Source data:
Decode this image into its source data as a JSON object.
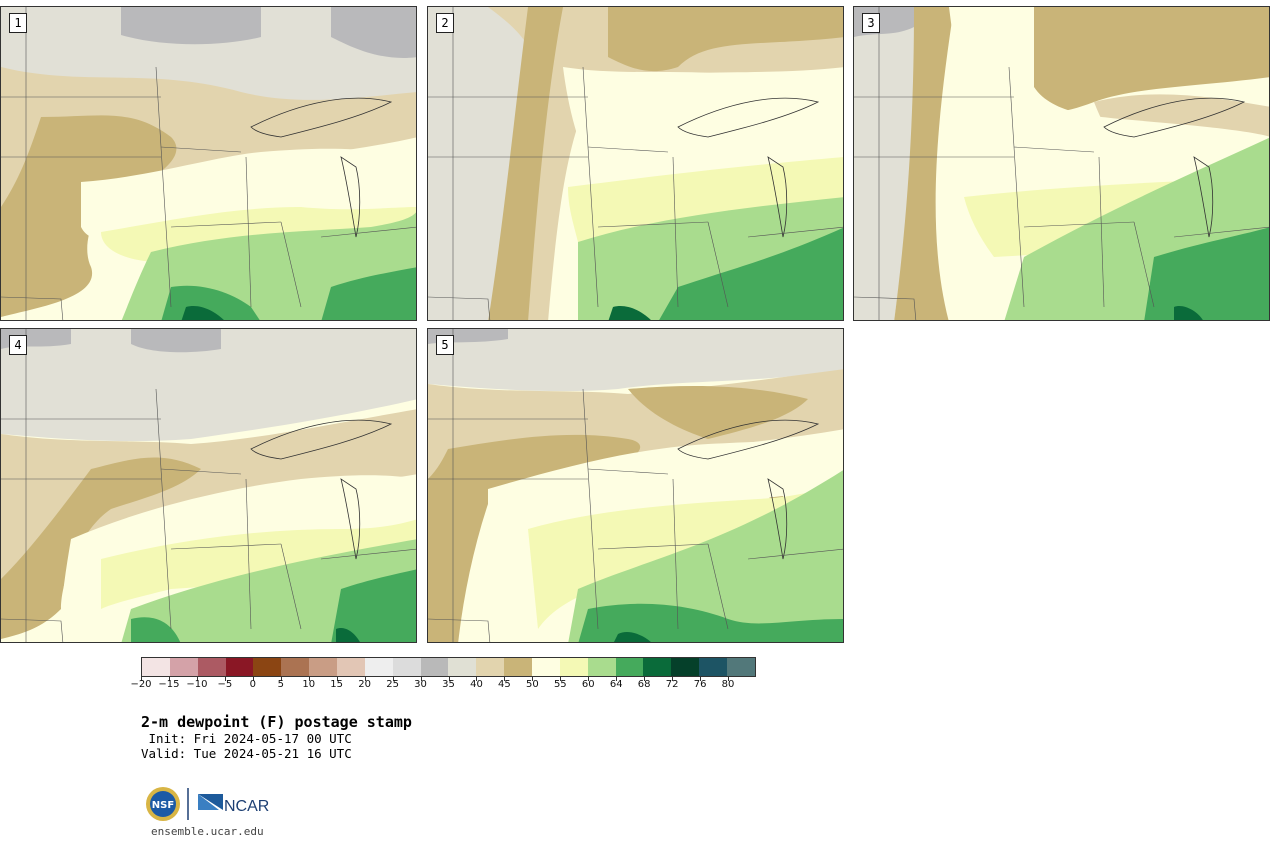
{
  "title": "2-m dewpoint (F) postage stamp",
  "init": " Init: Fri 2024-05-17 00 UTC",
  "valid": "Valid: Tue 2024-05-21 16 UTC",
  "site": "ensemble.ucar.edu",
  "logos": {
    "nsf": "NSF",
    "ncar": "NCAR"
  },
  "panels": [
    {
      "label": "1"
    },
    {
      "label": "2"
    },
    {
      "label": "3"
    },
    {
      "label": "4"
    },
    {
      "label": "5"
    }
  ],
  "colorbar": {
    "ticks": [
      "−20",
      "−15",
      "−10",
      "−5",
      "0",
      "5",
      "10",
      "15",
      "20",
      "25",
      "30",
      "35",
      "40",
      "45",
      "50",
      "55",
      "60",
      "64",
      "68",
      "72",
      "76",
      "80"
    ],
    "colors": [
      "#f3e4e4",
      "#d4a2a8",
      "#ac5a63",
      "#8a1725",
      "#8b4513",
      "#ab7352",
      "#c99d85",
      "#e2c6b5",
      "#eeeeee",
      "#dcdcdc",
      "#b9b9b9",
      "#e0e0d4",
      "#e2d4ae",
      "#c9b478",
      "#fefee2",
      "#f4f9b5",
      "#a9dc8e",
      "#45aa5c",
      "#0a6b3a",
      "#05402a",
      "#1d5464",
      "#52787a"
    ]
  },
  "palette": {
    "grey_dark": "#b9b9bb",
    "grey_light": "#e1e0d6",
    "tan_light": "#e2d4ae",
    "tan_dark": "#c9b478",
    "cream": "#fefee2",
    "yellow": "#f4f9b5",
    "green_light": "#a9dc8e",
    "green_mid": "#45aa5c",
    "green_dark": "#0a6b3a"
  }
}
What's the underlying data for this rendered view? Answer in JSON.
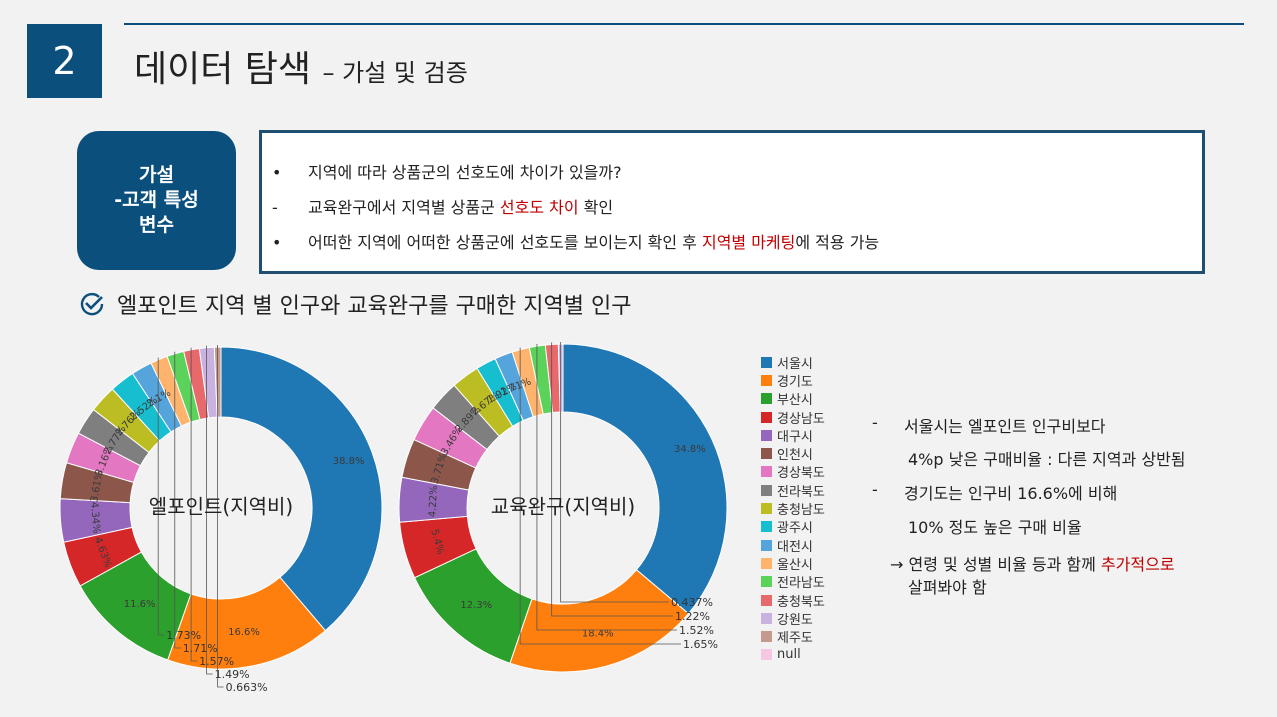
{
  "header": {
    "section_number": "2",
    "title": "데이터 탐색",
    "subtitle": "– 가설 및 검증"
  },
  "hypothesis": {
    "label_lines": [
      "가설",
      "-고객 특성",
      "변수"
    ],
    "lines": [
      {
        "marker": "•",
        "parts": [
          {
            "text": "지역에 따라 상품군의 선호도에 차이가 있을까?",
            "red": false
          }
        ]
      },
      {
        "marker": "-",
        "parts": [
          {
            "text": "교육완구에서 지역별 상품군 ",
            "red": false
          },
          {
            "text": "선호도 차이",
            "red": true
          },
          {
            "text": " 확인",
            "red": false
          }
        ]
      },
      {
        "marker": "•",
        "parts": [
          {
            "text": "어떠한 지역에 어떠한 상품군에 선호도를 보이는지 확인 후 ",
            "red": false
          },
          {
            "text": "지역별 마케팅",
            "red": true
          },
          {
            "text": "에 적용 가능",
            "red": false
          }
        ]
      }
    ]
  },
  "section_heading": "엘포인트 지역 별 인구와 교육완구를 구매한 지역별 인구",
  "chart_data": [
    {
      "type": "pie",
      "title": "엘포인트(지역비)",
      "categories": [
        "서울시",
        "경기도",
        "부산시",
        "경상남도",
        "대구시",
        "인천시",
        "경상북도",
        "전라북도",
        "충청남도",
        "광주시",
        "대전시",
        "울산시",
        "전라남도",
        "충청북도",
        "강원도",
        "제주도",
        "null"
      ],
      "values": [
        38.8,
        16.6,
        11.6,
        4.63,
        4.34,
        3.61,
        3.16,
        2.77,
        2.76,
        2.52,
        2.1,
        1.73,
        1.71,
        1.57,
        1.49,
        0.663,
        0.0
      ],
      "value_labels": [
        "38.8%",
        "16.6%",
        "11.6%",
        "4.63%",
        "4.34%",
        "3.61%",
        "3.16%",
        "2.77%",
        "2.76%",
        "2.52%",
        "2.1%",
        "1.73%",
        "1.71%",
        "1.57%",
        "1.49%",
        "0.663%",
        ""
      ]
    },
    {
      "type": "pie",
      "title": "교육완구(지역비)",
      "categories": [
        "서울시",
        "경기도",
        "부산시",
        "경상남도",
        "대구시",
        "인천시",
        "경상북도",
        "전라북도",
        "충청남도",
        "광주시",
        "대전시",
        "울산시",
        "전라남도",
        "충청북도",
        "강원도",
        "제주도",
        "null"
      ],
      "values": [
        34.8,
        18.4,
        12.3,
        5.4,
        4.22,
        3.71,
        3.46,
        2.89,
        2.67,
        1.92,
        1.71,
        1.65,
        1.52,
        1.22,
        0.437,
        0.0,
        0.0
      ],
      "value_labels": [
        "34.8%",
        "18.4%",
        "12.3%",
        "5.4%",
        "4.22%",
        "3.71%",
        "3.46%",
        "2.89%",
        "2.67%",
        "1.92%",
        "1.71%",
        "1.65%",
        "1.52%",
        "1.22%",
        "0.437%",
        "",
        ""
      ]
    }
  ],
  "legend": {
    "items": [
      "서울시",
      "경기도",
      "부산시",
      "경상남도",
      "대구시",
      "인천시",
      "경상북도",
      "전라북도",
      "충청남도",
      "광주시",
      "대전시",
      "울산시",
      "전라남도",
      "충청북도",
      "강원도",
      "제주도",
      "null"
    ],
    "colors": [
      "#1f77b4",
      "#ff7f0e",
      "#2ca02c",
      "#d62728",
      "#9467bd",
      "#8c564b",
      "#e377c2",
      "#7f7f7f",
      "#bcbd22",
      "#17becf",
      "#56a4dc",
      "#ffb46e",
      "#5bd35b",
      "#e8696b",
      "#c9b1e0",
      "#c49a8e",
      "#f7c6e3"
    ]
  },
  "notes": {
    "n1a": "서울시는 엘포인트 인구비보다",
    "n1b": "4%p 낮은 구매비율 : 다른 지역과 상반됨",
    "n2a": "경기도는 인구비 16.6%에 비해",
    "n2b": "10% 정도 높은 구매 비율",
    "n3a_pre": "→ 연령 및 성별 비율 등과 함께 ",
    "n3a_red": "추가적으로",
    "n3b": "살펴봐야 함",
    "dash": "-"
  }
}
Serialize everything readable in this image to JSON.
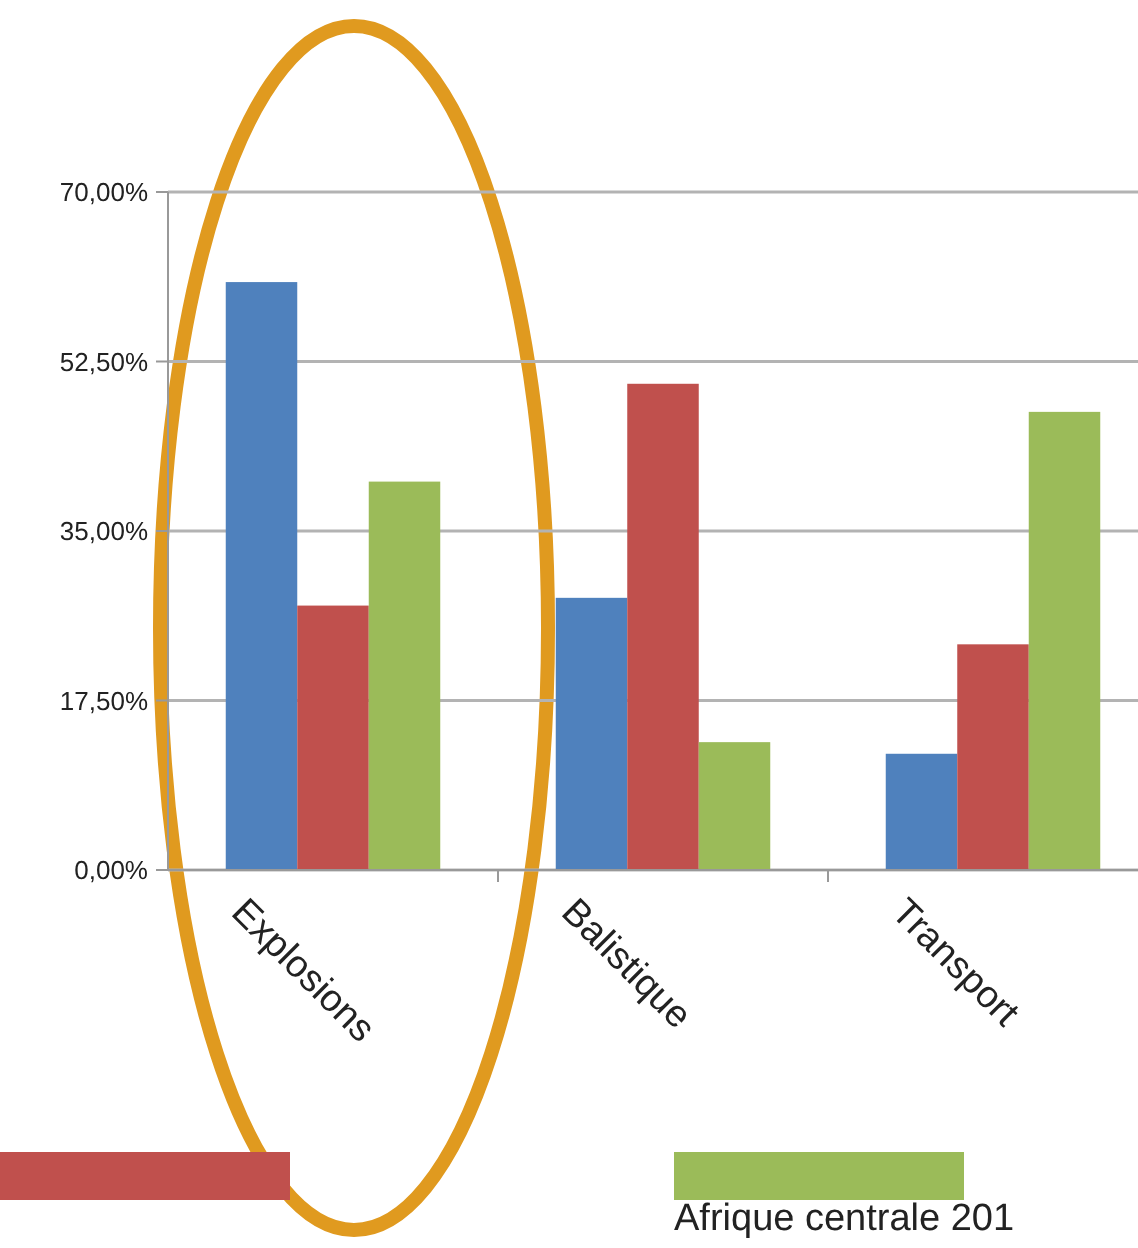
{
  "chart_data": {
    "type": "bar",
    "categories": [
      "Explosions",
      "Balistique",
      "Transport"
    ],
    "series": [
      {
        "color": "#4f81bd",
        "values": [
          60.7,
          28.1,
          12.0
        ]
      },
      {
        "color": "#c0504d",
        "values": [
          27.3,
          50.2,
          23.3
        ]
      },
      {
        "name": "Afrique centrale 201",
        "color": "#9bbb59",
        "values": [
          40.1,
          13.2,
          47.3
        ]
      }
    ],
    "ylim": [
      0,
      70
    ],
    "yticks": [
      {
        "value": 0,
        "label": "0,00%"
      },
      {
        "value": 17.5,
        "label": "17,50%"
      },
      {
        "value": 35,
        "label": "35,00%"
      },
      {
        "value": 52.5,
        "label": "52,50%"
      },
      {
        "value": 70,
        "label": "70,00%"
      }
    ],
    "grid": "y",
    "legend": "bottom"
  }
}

What the task requires: Make an exact copy of the whole listing, but don't bring over any pictures.

Exercise solution:
Decode this image into its source data as a JSON object.
{
  "title": "2-m dewpoint (F) postage stamp",
  "init": " Init: Fri 2024-05-17 00 UTC",
  "valid": "Valid: Tue 2024-05-21 16 UTC",
  "site": "ensemble.ucar.edu",
  "logos": {
    "nsf": "NSF",
    "ncar": "NCAR"
  },
  "panels": [
    {
      "label": "1"
    },
    {
      "label": "2"
    },
    {
      "label": "3"
    },
    {
      "label": "4"
    },
    {
      "label": "5"
    }
  ],
  "colorbar": {
    "ticks": [
      "−20",
      "−15",
      "−10",
      "−5",
      "0",
      "5",
      "10",
      "15",
      "20",
      "25",
      "30",
      "35",
      "40",
      "45",
      "50",
      "55",
      "60",
      "64",
      "68",
      "72",
      "76",
      "80"
    ],
    "colors": [
      "#f3e4e4",
      "#d4a2a8",
      "#ac5a63",
      "#8a1725",
      "#8b4513",
      "#ab7352",
      "#c99d85",
      "#e2c6b5",
      "#eeeeee",
      "#dcdcdc",
      "#b9b9b9",
      "#e0e0d4",
      "#e2d4ae",
      "#c9b478",
      "#fefee2",
      "#f4f9b5",
      "#a9dc8e",
      "#45aa5c",
      "#0a6b3a",
      "#05402a",
      "#1d5464",
      "#52787a"
    ]
  },
  "palette": {
    "grey_dark": "#b9b9bb",
    "grey_light": "#e1e0d6",
    "tan_light": "#e2d4ae",
    "tan_dark": "#c9b478",
    "cream": "#fefee2",
    "yellow": "#f4f9b5",
    "green_light": "#a9dc8e",
    "green_mid": "#45aa5c",
    "green_dark": "#0a6b3a"
  }
}
What's the underlying data for this rendered view? Answer in JSON.
{
  "header": {
    "section_number": "2",
    "title": "데이터 탐색",
    "subtitle": "– 가설 및 검증"
  },
  "hypothesis": {
    "label_lines": [
      "가설",
      "-고객 특성",
      "변수"
    ],
    "lines": [
      {
        "marker": "•",
        "parts": [
          {
            "text": "지역에 따라 상품군의 선호도에 차이가 있을까?",
            "red": false
          }
        ]
      },
      {
        "marker": "-",
        "parts": [
          {
            "text": "교육완구에서 지역별 상품군 ",
            "red": false
          },
          {
            "text": "선호도 차이",
            "red": true
          },
          {
            "text": " 확인",
            "red": false
          }
        ]
      },
      {
        "marker": "•",
        "parts": [
          {
            "text": "어떠한 지역에 어떠한 상품군에 선호도를 보이는지 확인 후 ",
            "red": false
          },
          {
            "text": "지역별 마케팅",
            "red": true
          },
          {
            "text": "에 적용 가능",
            "red": false
          }
        ]
      }
    ]
  },
  "section_heading": "엘포인트 지역 별 인구와 교육완구를 구매한 지역별 인구",
  "chart_data": [
    {
      "type": "pie",
      "title": "엘포인트(지역비)",
      "categories": [
        "서울시",
        "경기도",
        "부산시",
        "경상남도",
        "대구시",
        "인천시",
        "경상북도",
        "전라북도",
        "충청남도",
        "광주시",
        "대전시",
        "울산시",
        "전라남도",
        "충청북도",
        "강원도",
        "제주도",
        "null"
      ],
      "values": [
        38.8,
        16.6,
        11.6,
        4.63,
        4.34,
        3.61,
        3.16,
        2.77,
        2.76,
        2.52,
        2.1,
        1.73,
        1.71,
        1.57,
        1.49,
        0.663,
        0.0
      ],
      "value_labels": [
        "38.8%",
        "16.6%",
        "11.6%",
        "4.63%",
        "4.34%",
        "3.61%",
        "3.16%",
        "2.77%",
        "2.76%",
        "2.52%",
        "2.1%",
        "1.73%",
        "1.71%",
        "1.57%",
        "1.49%",
        "0.663%",
        ""
      ]
    },
    {
      "type": "pie",
      "title": "교육완구(지역비)",
      "categories": [
        "서울시",
        "경기도",
        "부산시",
        "경상남도",
        "대구시",
        "인천시",
        "경상북도",
        "전라북도",
        "충청남도",
        "광주시",
        "대전시",
        "울산시",
        "전라남도",
        "충청북도",
        "강원도",
        "제주도",
        "null"
      ],
      "values": [
        34.8,
        18.4,
        12.3,
        5.4,
        4.22,
        3.71,
        3.46,
        2.89,
        2.67,
        1.92,
        1.71,
        1.65,
        1.52,
        1.22,
        0.437,
        0.0,
        0.0
      ],
      "value_labels": [
        "34.8%",
        "18.4%",
        "12.3%",
        "5.4%",
        "4.22%",
        "3.71%",
        "3.46%",
        "2.89%",
        "2.67%",
        "1.92%",
        "1.71%",
        "1.65%",
        "1.52%",
        "1.22%",
        "0.437%",
        "",
        ""
      ]
    }
  ],
  "legend": {
    "items": [
      "서울시",
      "경기도",
      "부산시",
      "경상남도",
      "대구시",
      "인천시",
      "경상북도",
      "전라북도",
      "충청남도",
      "광주시",
      "대전시",
      "울산시",
      "전라남도",
      "충청북도",
      "강원도",
      "제주도",
      "null"
    ],
    "colors": [
      "#1f77b4",
      "#ff7f0e",
      "#2ca02c",
      "#d62728",
      "#9467bd",
      "#8c564b",
      "#e377c2",
      "#7f7f7f",
      "#bcbd22",
      "#17becf",
      "#56a4dc",
      "#ffb46e",
      "#5bd35b",
      "#e8696b",
      "#c9b1e0",
      "#c49a8e",
      "#f7c6e3"
    ]
  },
  "notes": {
    "n1a": "서울시는 엘포인트 인구비보다",
    "n1b": "4%p 낮은 구매비율 : 다른 지역과 상반됨",
    "n2a": "경기도는 인구비 16.6%에 비해",
    "n2b": "10% 정도 높은 구매 비율",
    "n3a_pre": "→ 연령 및 성별 비율 등과 함께 ",
    "n3a_red": "추가적으로",
    "n3b": "살펴봐야 함",
    "dash": "-"
  }
}
Serialize everything readable in this image to JSON.
{
  "chart_data": {
    "type": "bar",
    "categories": [
      "Explosions",
      "Balistique",
      "Transport"
    ],
    "series": [
      {
        "color": "#4f81bd",
        "values": [
          60.7,
          28.1,
          12.0
        ]
      },
      {
        "color": "#c0504d",
        "values": [
          27.3,
          50.2,
          23.3
        ]
      },
      {
        "name": "Afrique centrale 201",
        "color": "#9bbb59",
        "values": [
          40.1,
          13.2,
          47.3
        ]
      }
    ],
    "ylim": [
      0,
      70
    ],
    "yticks": [
      {
        "value": 0,
        "label": "0,00%"
      },
      {
        "value": 17.5,
        "label": "17,50%"
      },
      {
        "value": 35,
        "label": "35,00%"
      },
      {
        "value": 52.5,
        "label": "52,50%"
      },
      {
        "value": 70,
        "label": "70,00%"
      }
    ],
    "grid": "y",
    "legend": "bottom"
  }
}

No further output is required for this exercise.